-- Start of RECORDS SHOWN --

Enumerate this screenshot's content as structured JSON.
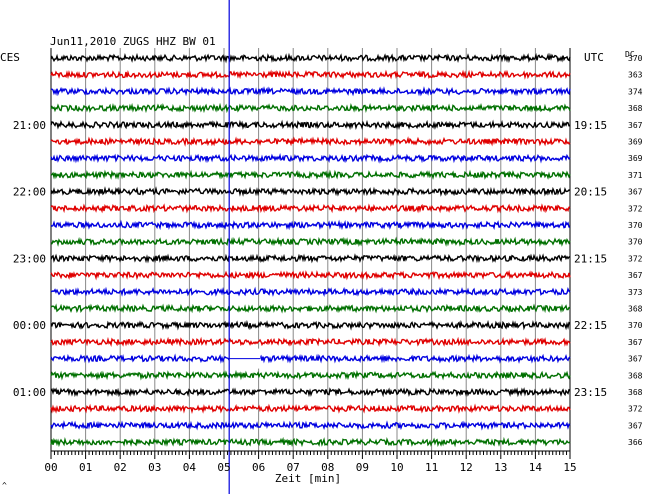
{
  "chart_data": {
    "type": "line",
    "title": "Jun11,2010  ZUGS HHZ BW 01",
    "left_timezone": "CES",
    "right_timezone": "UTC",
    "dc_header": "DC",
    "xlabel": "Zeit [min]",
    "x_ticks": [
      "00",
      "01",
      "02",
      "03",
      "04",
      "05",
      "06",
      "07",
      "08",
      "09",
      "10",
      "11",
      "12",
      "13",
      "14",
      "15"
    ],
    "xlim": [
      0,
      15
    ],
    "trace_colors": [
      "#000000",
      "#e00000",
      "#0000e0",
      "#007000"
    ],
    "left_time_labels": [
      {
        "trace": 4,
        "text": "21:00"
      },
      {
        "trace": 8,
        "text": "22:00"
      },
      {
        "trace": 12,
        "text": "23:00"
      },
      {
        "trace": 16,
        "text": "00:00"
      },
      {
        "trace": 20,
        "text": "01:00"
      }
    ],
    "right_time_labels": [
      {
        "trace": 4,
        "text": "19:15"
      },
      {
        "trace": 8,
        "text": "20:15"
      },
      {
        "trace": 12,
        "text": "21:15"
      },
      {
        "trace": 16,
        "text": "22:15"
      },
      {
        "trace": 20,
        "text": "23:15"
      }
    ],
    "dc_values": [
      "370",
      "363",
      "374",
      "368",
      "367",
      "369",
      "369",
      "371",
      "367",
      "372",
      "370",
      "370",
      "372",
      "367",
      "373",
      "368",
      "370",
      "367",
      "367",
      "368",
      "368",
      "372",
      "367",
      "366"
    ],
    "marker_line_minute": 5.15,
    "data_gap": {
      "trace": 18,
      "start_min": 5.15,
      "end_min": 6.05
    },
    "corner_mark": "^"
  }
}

-- End of RECORDS SHOWN --
-- Start of RECORDS SHOWN --

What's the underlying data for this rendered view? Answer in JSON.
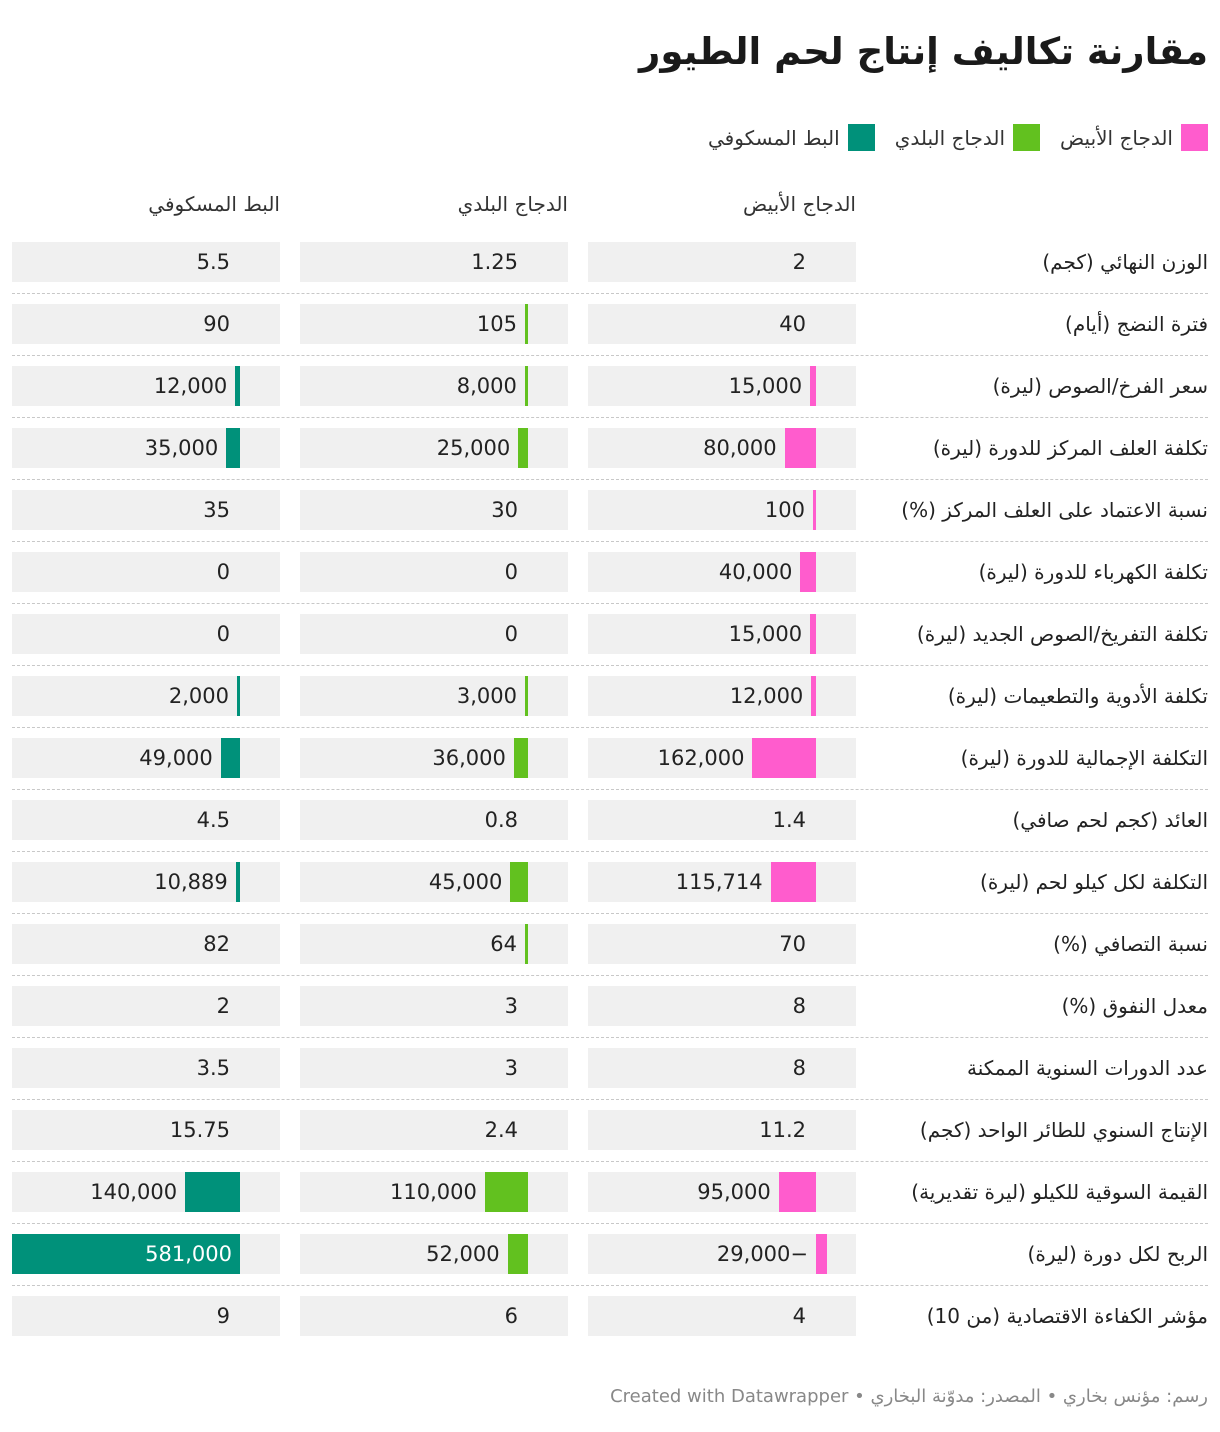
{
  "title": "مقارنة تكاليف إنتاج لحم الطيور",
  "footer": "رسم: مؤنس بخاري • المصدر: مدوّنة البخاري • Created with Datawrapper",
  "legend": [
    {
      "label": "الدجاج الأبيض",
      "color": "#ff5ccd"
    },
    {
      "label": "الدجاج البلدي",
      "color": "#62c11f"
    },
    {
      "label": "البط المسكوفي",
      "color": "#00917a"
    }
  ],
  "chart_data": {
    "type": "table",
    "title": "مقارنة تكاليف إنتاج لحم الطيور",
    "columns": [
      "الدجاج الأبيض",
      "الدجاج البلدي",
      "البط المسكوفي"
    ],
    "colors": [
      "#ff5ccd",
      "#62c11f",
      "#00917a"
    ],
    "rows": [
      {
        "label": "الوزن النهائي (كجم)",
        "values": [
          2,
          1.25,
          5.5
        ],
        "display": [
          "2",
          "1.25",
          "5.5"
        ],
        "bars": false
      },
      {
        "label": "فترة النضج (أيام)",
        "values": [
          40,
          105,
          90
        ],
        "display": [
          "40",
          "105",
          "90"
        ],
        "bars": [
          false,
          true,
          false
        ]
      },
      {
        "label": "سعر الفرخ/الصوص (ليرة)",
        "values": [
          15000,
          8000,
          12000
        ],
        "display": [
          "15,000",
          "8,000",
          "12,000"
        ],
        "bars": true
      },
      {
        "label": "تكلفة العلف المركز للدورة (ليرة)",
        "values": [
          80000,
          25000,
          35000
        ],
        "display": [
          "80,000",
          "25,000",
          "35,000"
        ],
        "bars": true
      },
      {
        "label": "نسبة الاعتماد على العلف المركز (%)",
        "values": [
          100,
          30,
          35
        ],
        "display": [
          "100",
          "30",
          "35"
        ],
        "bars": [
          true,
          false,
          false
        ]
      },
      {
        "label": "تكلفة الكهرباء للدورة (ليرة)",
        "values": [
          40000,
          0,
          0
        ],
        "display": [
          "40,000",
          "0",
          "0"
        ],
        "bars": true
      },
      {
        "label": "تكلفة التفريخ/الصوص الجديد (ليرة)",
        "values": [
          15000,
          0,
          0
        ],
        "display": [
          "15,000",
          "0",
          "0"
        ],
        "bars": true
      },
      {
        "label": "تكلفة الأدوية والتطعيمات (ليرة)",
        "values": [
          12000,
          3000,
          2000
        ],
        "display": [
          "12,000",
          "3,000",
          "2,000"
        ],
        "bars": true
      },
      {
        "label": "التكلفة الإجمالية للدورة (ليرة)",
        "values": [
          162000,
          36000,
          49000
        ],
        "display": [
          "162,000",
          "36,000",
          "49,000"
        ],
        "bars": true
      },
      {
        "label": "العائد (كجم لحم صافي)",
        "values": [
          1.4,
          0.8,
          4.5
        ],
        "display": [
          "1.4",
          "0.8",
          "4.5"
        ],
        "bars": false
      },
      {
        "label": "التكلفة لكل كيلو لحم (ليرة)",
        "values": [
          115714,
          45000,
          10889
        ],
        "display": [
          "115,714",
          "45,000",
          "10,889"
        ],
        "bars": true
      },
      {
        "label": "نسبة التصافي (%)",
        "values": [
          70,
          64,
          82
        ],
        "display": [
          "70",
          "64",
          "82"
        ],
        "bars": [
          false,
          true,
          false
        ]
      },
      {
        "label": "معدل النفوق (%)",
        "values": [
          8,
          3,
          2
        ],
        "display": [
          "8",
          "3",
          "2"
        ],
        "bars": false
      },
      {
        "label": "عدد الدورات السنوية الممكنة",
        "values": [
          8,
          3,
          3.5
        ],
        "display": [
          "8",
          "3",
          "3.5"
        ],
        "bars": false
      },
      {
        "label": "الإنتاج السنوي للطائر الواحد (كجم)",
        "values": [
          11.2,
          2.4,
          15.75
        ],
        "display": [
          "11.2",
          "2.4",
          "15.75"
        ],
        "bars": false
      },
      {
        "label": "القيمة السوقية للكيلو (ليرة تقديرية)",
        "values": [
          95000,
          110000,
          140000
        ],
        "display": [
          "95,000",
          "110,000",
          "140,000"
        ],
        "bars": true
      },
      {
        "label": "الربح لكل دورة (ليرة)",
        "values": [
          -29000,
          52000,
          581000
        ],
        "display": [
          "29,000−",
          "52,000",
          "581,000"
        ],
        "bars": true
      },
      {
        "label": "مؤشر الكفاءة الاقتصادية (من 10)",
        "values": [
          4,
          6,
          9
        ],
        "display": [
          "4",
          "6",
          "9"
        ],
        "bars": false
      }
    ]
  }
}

-- End of RECORDS SHOWN --
-- Start of RECORDS SHOWN --

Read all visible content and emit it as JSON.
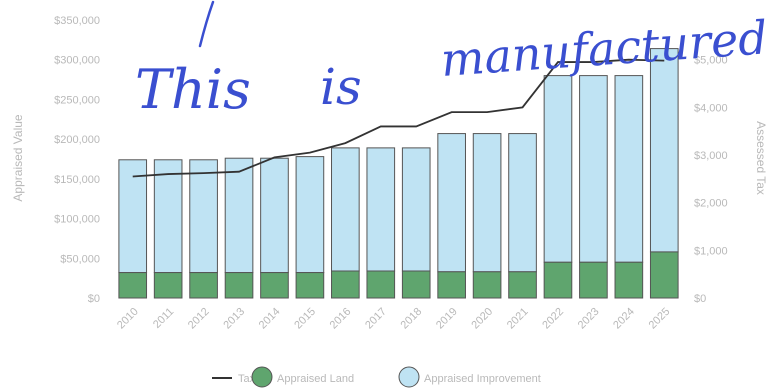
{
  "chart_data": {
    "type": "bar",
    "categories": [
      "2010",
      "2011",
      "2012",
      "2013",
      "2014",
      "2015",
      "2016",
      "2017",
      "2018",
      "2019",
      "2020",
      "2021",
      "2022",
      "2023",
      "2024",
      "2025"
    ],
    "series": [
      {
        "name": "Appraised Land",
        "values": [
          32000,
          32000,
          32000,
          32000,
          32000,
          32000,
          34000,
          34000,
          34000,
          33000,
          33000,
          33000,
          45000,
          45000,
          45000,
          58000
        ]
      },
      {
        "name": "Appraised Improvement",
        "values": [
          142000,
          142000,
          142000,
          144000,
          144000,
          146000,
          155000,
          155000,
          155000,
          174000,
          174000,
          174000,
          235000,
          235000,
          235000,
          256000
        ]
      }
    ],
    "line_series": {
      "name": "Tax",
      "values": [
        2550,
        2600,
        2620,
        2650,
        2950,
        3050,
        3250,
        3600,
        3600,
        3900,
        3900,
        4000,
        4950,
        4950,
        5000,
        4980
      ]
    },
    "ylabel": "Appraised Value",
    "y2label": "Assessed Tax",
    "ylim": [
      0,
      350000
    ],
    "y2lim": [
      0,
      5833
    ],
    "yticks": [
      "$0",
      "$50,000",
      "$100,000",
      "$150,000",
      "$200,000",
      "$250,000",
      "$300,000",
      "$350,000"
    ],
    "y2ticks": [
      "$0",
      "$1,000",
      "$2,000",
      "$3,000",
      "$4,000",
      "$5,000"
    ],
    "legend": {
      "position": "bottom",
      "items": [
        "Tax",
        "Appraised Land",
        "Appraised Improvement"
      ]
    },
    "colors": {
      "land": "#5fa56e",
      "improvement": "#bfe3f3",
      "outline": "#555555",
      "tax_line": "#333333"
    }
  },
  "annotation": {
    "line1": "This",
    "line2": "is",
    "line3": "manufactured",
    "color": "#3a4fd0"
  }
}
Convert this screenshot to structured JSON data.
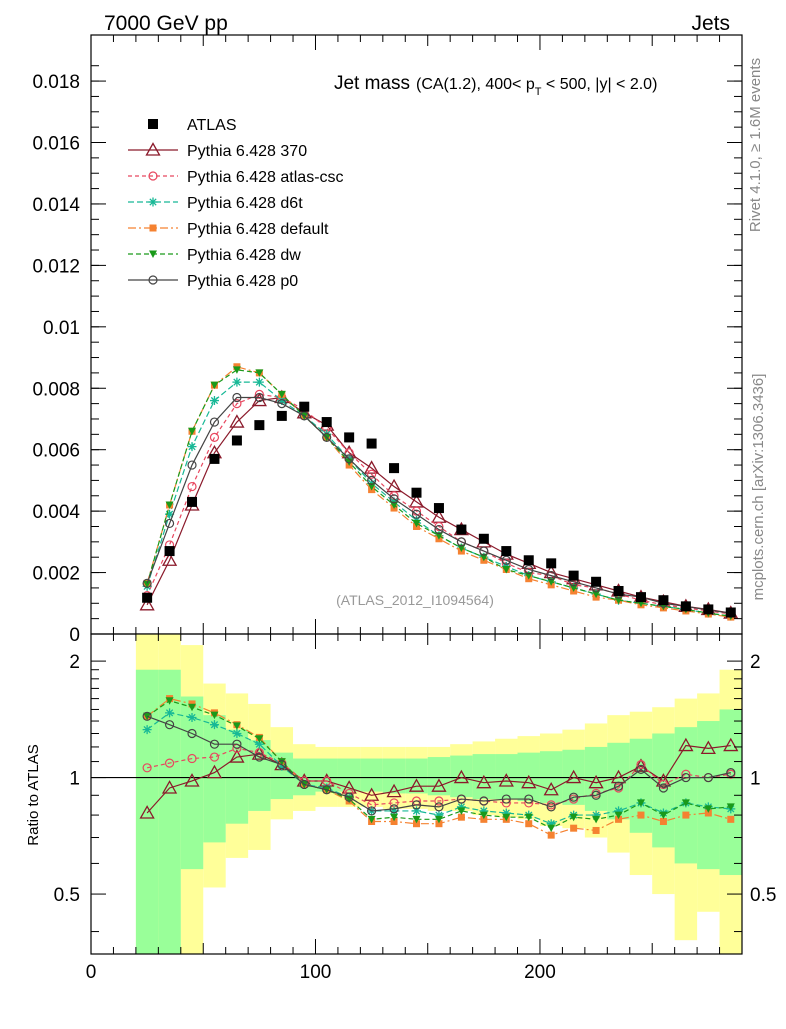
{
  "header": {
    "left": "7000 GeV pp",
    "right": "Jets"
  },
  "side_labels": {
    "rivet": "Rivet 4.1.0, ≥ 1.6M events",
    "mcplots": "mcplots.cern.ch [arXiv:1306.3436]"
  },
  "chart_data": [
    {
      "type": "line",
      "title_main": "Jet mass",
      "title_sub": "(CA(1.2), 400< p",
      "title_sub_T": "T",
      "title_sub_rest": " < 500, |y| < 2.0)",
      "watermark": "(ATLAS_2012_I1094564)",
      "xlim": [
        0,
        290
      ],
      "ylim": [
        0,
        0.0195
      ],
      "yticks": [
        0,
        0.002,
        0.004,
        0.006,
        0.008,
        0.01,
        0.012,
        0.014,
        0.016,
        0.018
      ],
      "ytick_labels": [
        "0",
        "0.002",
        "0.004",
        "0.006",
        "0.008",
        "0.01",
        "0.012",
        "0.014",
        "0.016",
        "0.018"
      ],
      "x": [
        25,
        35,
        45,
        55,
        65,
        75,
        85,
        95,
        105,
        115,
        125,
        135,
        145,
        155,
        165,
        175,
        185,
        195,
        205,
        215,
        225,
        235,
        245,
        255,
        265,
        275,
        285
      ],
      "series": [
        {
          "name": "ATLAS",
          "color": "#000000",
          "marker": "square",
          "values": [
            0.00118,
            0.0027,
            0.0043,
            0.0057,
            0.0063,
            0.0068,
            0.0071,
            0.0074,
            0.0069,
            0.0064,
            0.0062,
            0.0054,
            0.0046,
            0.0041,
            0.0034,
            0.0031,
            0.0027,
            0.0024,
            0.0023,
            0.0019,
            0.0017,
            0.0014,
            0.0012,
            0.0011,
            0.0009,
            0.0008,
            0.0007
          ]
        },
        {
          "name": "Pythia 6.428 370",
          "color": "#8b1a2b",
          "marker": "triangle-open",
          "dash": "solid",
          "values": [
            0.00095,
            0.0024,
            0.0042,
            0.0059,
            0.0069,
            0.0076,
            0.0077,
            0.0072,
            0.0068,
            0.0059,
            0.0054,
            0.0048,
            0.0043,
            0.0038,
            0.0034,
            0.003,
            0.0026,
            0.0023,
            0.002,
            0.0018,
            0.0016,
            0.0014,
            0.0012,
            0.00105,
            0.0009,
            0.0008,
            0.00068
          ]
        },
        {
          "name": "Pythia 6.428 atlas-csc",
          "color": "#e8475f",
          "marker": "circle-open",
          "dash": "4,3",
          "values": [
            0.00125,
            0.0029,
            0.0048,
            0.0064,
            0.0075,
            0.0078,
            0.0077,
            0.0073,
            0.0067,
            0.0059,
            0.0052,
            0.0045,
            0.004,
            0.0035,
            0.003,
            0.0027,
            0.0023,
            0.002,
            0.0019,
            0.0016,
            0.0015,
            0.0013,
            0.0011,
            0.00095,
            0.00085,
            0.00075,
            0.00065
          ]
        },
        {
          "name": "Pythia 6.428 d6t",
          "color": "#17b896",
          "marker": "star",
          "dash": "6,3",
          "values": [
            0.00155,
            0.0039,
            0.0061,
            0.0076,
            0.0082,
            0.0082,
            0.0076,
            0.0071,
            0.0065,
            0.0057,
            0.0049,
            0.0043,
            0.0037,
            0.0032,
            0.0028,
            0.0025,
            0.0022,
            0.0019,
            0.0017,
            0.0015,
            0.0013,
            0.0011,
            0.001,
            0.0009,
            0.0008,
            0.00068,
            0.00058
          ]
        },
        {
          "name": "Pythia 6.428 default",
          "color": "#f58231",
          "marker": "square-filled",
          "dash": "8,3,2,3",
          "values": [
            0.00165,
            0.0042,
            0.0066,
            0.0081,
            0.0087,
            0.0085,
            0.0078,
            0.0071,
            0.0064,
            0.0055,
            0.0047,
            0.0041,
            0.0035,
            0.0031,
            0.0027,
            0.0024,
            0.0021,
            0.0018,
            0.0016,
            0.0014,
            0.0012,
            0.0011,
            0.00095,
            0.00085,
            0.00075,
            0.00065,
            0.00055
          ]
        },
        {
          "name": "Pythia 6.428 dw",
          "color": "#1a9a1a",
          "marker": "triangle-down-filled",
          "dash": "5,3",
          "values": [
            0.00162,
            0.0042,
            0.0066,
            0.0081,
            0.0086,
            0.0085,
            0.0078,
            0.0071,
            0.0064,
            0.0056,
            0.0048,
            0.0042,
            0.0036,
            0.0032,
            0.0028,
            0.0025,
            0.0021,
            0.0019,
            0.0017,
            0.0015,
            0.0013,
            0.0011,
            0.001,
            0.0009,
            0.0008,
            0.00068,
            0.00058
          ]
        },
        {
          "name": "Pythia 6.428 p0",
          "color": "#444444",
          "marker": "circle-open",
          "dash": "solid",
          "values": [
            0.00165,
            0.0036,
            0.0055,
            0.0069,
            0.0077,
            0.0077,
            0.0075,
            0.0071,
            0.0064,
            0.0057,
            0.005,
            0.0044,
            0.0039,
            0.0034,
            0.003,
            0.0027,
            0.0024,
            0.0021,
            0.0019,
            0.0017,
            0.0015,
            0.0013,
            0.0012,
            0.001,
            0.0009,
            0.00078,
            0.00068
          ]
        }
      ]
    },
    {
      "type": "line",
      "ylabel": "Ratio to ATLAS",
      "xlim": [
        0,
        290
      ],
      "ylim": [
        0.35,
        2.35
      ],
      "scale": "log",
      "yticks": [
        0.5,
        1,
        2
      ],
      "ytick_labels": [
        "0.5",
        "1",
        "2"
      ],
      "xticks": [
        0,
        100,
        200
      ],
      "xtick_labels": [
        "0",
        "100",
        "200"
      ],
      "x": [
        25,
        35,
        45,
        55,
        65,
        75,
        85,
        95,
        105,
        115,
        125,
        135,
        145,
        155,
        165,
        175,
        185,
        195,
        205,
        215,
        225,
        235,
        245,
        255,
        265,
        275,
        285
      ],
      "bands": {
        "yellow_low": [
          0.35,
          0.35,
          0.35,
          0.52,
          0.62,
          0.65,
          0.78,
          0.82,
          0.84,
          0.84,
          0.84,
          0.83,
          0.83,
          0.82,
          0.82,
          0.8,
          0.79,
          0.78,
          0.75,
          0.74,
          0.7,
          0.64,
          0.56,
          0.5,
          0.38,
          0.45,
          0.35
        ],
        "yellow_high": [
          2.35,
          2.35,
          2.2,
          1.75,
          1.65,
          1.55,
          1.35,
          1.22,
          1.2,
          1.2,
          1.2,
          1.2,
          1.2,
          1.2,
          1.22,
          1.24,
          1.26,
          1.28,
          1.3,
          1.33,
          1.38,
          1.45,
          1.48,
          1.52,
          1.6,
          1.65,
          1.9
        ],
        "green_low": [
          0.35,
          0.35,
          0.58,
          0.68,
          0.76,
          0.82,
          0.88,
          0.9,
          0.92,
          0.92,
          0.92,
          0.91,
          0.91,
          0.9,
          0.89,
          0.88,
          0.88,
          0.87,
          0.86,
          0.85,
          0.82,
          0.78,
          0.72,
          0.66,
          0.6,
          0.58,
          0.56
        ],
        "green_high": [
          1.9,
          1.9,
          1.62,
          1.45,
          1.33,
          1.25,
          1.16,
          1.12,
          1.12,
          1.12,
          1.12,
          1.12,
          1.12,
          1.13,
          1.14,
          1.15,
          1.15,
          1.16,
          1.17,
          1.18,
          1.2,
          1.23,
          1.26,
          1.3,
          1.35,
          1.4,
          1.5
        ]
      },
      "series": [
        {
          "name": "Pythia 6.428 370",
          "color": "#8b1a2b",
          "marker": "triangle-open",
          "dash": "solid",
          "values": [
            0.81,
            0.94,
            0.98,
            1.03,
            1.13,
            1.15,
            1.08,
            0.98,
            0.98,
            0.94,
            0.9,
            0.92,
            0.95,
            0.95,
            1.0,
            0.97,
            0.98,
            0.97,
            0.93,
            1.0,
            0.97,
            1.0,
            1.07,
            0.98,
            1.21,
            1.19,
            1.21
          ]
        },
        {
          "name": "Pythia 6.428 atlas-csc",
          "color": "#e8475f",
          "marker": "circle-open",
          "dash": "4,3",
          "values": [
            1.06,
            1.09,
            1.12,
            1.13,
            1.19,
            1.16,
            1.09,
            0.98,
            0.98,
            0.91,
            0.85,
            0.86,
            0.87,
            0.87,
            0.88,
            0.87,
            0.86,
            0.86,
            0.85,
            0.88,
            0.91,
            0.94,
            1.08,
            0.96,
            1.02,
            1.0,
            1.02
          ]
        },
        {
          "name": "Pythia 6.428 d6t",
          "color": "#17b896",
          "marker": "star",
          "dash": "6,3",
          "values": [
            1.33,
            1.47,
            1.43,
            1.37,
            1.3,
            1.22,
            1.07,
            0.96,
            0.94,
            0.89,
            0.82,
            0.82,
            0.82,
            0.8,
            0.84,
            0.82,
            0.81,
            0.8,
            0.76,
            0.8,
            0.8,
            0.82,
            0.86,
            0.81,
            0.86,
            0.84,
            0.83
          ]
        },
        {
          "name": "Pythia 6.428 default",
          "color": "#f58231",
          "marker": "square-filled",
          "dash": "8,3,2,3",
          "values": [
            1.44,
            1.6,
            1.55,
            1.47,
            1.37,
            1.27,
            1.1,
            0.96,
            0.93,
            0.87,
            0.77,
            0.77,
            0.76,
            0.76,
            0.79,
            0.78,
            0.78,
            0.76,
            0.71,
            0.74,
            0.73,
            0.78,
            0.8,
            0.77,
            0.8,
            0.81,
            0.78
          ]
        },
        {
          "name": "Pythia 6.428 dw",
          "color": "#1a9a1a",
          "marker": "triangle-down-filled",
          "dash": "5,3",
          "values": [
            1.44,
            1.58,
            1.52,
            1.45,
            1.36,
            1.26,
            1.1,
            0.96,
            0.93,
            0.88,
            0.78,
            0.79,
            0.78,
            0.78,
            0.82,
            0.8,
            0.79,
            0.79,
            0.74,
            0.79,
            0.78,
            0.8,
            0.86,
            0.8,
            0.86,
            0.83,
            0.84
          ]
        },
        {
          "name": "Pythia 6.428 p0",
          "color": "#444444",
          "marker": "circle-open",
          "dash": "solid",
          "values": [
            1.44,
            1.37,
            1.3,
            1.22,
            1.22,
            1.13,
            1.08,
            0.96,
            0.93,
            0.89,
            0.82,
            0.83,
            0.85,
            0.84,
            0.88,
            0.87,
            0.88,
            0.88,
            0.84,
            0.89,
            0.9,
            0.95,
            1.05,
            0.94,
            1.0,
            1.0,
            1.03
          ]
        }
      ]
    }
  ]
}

-- End of RECORDS SHOWN --

**TASK PROMPT:** Above are the records. Copy every line in them holding "مقارنة".

**ANSWER:**
  "title": "مقارنة تكاليف إنتاج لحم الطيور",
    "title": "مقارنة تكاليف إنتاج لحم الطيور",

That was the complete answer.